Transcribe all of the records precisely as they are presented.

• STORED RECORDS
::::
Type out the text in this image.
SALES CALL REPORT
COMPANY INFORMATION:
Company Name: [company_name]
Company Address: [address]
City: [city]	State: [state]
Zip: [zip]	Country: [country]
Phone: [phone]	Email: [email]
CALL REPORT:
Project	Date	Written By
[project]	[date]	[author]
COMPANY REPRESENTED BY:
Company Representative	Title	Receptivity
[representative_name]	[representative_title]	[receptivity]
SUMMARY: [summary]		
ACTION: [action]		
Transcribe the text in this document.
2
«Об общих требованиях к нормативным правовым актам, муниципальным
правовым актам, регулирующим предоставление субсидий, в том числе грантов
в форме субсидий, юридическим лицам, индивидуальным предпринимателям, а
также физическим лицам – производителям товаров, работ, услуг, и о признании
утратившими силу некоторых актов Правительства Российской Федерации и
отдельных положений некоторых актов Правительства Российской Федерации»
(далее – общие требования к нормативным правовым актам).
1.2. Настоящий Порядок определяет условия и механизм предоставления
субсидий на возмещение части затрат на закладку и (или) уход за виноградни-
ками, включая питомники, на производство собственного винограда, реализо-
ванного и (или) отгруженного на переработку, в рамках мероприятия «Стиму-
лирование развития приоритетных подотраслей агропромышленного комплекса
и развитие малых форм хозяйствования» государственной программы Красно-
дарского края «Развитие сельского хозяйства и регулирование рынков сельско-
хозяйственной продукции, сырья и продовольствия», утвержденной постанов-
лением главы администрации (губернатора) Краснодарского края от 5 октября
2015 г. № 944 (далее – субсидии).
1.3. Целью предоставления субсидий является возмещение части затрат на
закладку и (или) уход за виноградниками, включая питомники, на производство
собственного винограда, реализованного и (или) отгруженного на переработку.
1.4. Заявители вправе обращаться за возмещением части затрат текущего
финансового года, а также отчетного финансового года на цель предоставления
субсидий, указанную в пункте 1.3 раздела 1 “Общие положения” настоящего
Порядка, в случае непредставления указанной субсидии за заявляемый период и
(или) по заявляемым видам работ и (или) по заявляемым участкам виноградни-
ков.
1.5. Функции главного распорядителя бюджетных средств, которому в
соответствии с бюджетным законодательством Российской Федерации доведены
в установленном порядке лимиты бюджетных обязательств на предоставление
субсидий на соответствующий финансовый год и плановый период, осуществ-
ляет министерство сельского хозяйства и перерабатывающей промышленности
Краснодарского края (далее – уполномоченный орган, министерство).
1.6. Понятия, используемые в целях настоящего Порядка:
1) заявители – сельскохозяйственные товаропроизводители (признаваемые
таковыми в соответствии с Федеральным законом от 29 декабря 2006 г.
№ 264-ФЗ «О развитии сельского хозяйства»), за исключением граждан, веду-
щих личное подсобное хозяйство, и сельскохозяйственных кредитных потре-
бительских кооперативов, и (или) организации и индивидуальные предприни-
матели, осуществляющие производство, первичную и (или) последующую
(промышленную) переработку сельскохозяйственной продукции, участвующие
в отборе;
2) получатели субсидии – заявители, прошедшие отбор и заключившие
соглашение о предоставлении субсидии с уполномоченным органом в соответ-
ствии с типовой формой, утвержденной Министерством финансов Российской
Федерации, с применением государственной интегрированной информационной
::::
• SOLUTION TO THE EXERCISE
Type out the text in this image.
SALES CALL REPORT
COMPANY INFORMATION:
Company Name: [company_name]
Company Address: [address]
City: [city]	State: [state]
Zip: [zip]	Country: [country]
Phone: [phone]	Email: [email]
CALL REPORT:
Project	Date	Written By
[project]	[date]	[author]
COMPANY REPRESENTED BY:
Company Representative	Title	Receptivity
[representative_name]	[representative_title]	[receptivity]
SUMMARY: [summary]		
ACTION: [action]		
Transcribe the text in this document.
2
«Об общих требованиях к нормативным правовым актам, муниципальным
правовым актам, регулирующим предоставление субсидий, в том числе грантов
в форме субсидий, юридическим лицам, индивидуальным предпринимателям, а
также физическим лицам – производителям товаров, работ, услуг, и о признании
утратившими силу некоторых актов Правительства Российской Федерации и
отдельных положений некоторых актов Правительства Российской Федерации»
(далее – общие требования к нормативным правовым актам).
1.2. Настоящий Порядок определяет условия и механизм предоставления
субсидий на возмещение части затрат на закладку и (или) уход за виноградни-
ками, включая питомники, на производство собственного винограда, реализо-
ванного и (или) отгруженного на переработку, в рамках мероприятия «Стиму-
лирование развития приоритетных подотраслей агропромышленного комплекса
и развитие малых форм хозяйствования» государственной программы Красно-
дарского края «Развитие сельского хозяйства и регулирование рынков сельско-
хозяйственной продукции, сырья и продовольствия», утвержденной постанов-
лением главы администрации (губернатора) Краснодарского края от 5 октября
2015 г. № 944 (далее – субсидии).
1.3. Целью предоставления субсидий является возмещение части затрат на
закладку и (или) уход за виноградниками, включая питомники, на производство
собственного винограда, реализованного и (или) отгруженного на переработку.
1.4. Заявители вправе обращаться за возмещением части затрат текущего
финансового года, а также отчетного финансового года на цель предоставления
субсидий, указанную в пункте 1.3 раздела 1 “Общие положения” настоящего
Порядка, в случае непредставления указанной субсидии за заявляемый период и
(или) по заявляемым видам работ и (или) по заявляемым участкам виноградни-
ков.
1.5. Функции главного распорядителя бюджетных средств, которому в
соответствии с бюджетным законодательством Российской Федерации доведены
в установленном порядке лимиты бюджетных обязательств на предоставление
субсидий на соответствующий финансовый год и плановый период, осуществ-
ляет министерство сельского хозяйства и перерабатывающей промышленности
Краснодарского края (далее – уполномоченный орган, министерство).
1.6. Понятия, используемые в целях настоящего Порядка:
1) заявители – сельскохозяйственные товаропроизводители (признаваемые
таковыми в соответствии с Федеральным законом от 29 декабря 2006 г.
№ 264-ФЗ «О развитии сельского хозяйства»), за исключением граждан, веду-
щих личное подсобное хозяйство, и сельскохозяйственных кредитных потре-
бительских кооперативов, и (или) организации и индивидуальные предприни-
матели, осуществляющие производство, первичную и (или) последующую
(промышленную) переработку сельскохозяйственной продукции, участвующие
в отборе;
2) получатели субсидии – заявители, прошедшие отбор и заключившие
соглашение о предоставлении субсидии с уполномоченным органом в соответ-
ствии с типовой формой, утвержденной Министерством финансов Российской
Федерации, с применением государственной интегрированной информационной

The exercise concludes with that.